> _INSTRUCTIONS FOR THE TASK_:
Reproduce verbatim the lines of the following material, starting at the line containing "chest-callout-line1: CHEST <box>246" and ending at the line containing "inside-leg-label: Inside leg", with both of those lines included.

────────────────────────────────────────

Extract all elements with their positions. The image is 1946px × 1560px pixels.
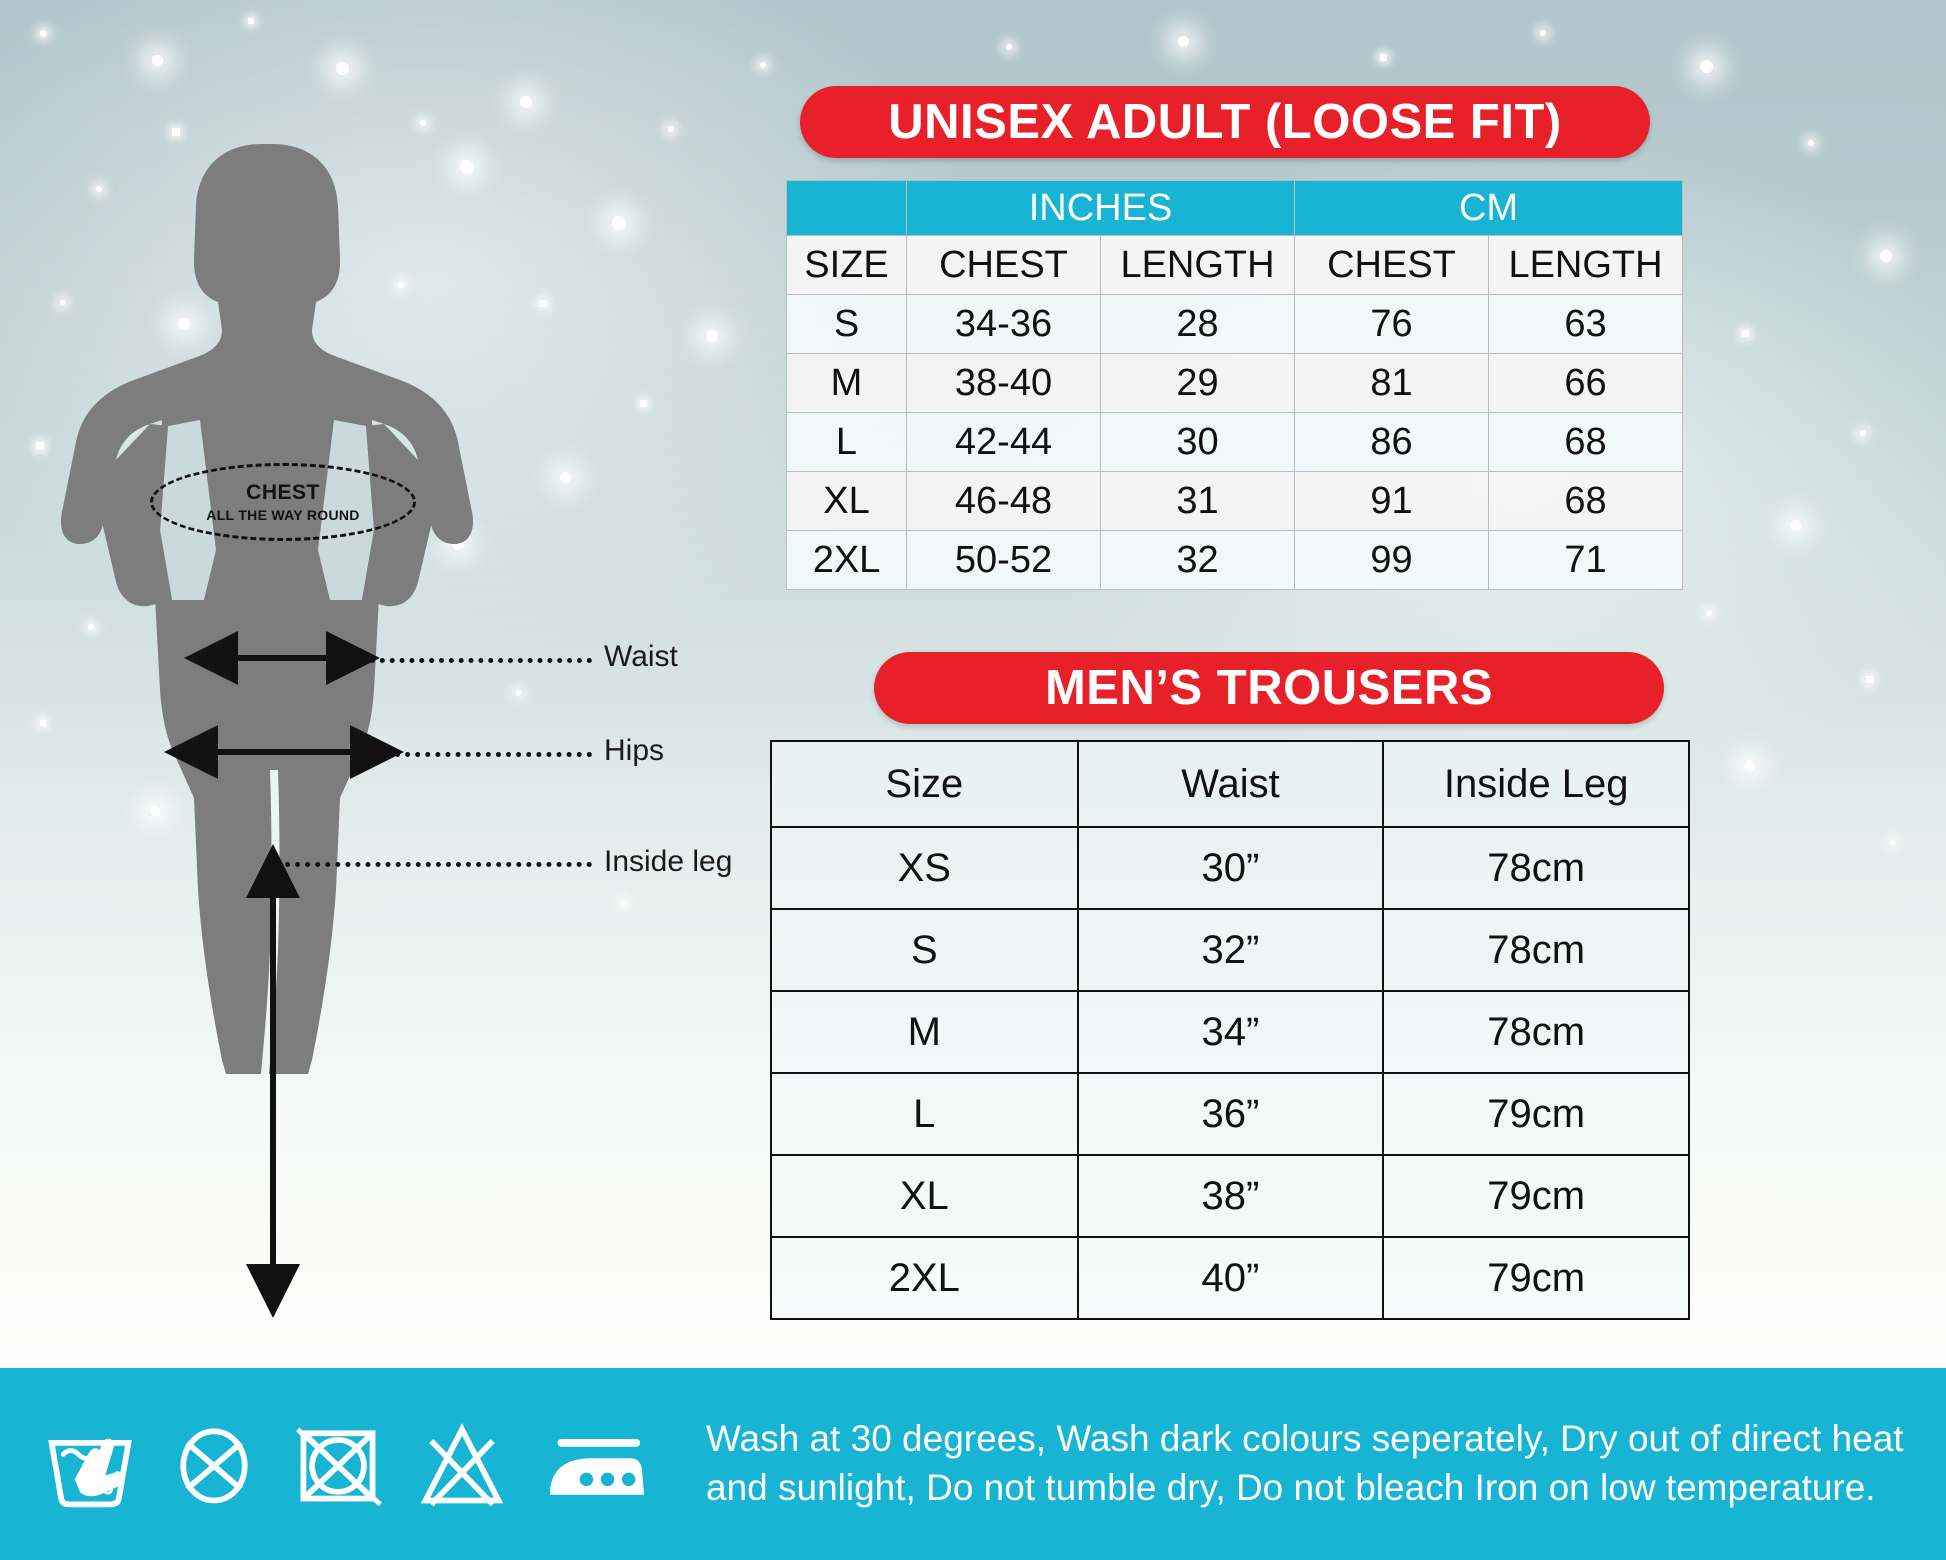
chest-callout-line1: CHEST <box>246 481 320 505</box>
cell-length-cm: 66 <box>1489 354 1683 413</box>
cell-length-cm: 63 <box>1489 295 1683 354</box>
table-row: XL 46-48 31 91 68 <box>787 472 1683 531</box>
group-header-cm: CM <box>1295 181 1683 236</box>
cell-size: L <box>771 1073 1078 1155</box>
table-row: M 34” 78cm <box>771 991 1689 1073</box>
cell-size: S <box>787 295 907 354</box>
cell-size: M <box>771 991 1078 1073</box>
cell-size: 2XL <box>771 1237 1078 1319</box>
unisex-adult-banner: UNISEX ADULT (LOOSE FIT) <box>800 86 1650 158</box>
cell-inside-leg: 78cm <box>1383 827 1689 909</box>
mens-trousers-table: Size Waist Inside Leg XS 30” 78cm S 32” … <box>770 740 1690 1320</box>
inside-leg-label: Inside leg <box>604 845 732 879</box>
chest-callout: CHEST ALL THE WAY ROUND <box>150 463 416 541</box>
hand-wash-30-icon: 30 <box>42 1416 138 1512</box>
col-header-waist: Waist <box>1078 741 1384 827</box>
iron-low-temperature-icon <box>538 1416 654 1512</box>
cell-size: S <box>771 909 1078 991</box>
col-header-length-in: LENGTH <box>1101 236 1295 295</box>
cell-chest-in: 38-40 <box>907 354 1101 413</box>
group-header-inches: INCHES <box>907 181 1295 236</box>
cell-inside-leg: 79cm <box>1383 1237 1689 1319</box>
cell-inside-leg: 78cm <box>1383 909 1689 991</box>
cell-waist: 30” <box>1078 827 1384 909</box>
cell-chest-in: 50-52 <box>907 531 1101 590</box>
cell-length-in: 30 <box>1101 413 1295 472</box>
cell-waist: 38” <box>1078 1155 1384 1237</box>
cell-chest-cm: 99 <box>1295 531 1489 590</box>
cell-length-cm: 68 <box>1489 413 1683 472</box>
do-not-tumble-dry-icon <box>290 1416 386 1512</box>
table-row: M 38-40 29 81 66 <box>787 354 1683 413</box>
cell-waist: 32” <box>1078 909 1384 991</box>
cell-chest-cm: 91 <box>1295 472 1489 531</box>
cell-length-in: 32 <box>1101 531 1295 590</box>
hips-lead-line <box>395 752 592 757</box>
care-icon-group: 30 <box>0 1416 654 1512</box>
cell-length-cm: 71 <box>1489 531 1683 590</box>
table-row: L 36” 79cm <box>771 1073 1689 1155</box>
cell-inside-leg: 79cm <box>1383 1155 1689 1237</box>
cell-length-in: 31 <box>1101 472 1295 531</box>
cell-chest-in: 46-48 <box>907 472 1101 531</box>
cell-length-cm: 68 <box>1489 472 1683 531</box>
cell-size: XS <box>771 827 1078 909</box>
col-header-inside-leg: Inside Leg <box>1383 741 1689 827</box>
cell-length-in: 28 <box>1101 295 1295 354</box>
care-instructions-text: Wash at 30 degrees, Wash dark colours se… <box>654 1415 1946 1513</box>
hips-label: Hips <box>604 734 664 768</box>
cell-waist: 34” <box>1078 991 1384 1073</box>
cell-chest-cm: 81 <box>1295 354 1489 413</box>
size-chart-page: CHEST ALL THE WAY ROUND Waist Hips Insid… <box>0 0 1946 1560</box>
cell-size: 2XL <box>787 531 907 590</box>
cell-size: XL <box>771 1155 1078 1237</box>
unisex-size-table: INCHES CM SIZE CHEST LENGTH CHEST LENGTH… <box>786 180 1683 590</box>
cell-chest-cm: 76 <box>1295 295 1489 354</box>
col-header-chest-in: CHEST <box>907 236 1101 295</box>
col-header-size: SIZE <box>787 236 907 295</box>
unisex-group-header-row: INCHES CM <box>787 181 1683 236</box>
cell-size: M <box>787 354 907 413</box>
inside-leg-lead-line <box>275 862 592 867</box>
mens-trousers-banner: MEN’S TROUSERS <box>874 652 1664 724</box>
hand-wash-temp-label: 30 <box>89 1474 115 1500</box>
cell-waist: 36” <box>1078 1073 1384 1155</box>
col-header-chest-cm: CHEST <box>1295 236 1489 295</box>
table-row: S 34-36 28 76 63 <box>787 295 1683 354</box>
table-row: XS 30” 78cm <box>771 827 1689 909</box>
cell-chest-in: 34-36 <box>907 295 1101 354</box>
do-not-dry-clean-icon <box>414 1416 510 1512</box>
waist-lead-line <box>370 658 592 663</box>
col-header-length-cm: LENGTH <box>1489 236 1683 295</box>
table-row: 2XL 40” 79cm <box>771 1237 1689 1319</box>
col-header-size: Size <box>771 741 1078 827</box>
table-row: L 42-44 30 86 68 <box>787 413 1683 472</box>
silhouette-path <box>61 144 473 1074</box>
cell-inside-leg: 78cm <box>1383 991 1689 1073</box>
do-not-bleach-icon <box>166 1416 262 1512</box>
trousers-header-row: Size Waist Inside Leg <box>771 741 1689 827</box>
waist-label: Waist <box>604 640 678 674</box>
cell-waist: 40” <box>1078 1237 1384 1319</box>
cell-chest-in: 42-44 <box>907 413 1101 472</box>
table-row: 2XL 50-52 32 99 71 <box>787 531 1683 590</box>
cell-inside-leg: 79cm <box>1383 1073 1689 1155</box>
care-instructions-bar: 30 <box>0 1368 1946 1560</box>
unisex-column-header-row: SIZE CHEST LENGTH CHEST LENGTH <box>787 236 1683 295</box>
table-row: S 32” 78cm <box>771 909 1689 991</box>
cell-length-in: 29 <box>1101 354 1295 413</box>
cell-size: XL <box>787 472 907 531</box>
cell-chest-cm: 86 <box>1295 413 1489 472</box>
cell-size: L <box>787 413 907 472</box>
body-silhouette-figure <box>40 130 510 1080</box>
group-header-blank <box>787 181 907 236</box>
chest-callout-line2: ALL THE WAY ROUND <box>206 507 359 523</box>
table-row: XL 38” 79cm <box>771 1155 1689 1237</box>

────────────────────────────────────────

> _RESPONSE FOR THIS EXERCISE_:
chest-callout-line1: CHEST <box>246 481 320 505</box>
cell-length-cm: 66 <box>1489 354 1683 413</box>
cell-length-cm: 63 <box>1489 295 1683 354</box>
table-row: XL 46-48 31 91 68 <box>787 472 1683 531</box>
group-header-cm: CM <box>1295 181 1683 236</box>
cell-size: L <box>771 1073 1078 1155</box>
table-row: M 34” 78cm <box>771 991 1689 1073</box>
cell-size: S <box>787 295 907 354</box>
cell-size: M <box>771 991 1078 1073</box>
cell-size: 2XL <box>771 1237 1078 1319</box>
unisex-adult-banner: UNISEX ADULT (LOOSE FIT) <box>800 86 1650 158</box>
cell-inside-leg: 78cm <box>1383 827 1689 909</box>
mens-trousers-table: Size Waist Inside Leg XS 30” 78cm S 32” … <box>770 740 1690 1320</box>
inside-leg-label: Inside leg <box>604 845 732 879</box>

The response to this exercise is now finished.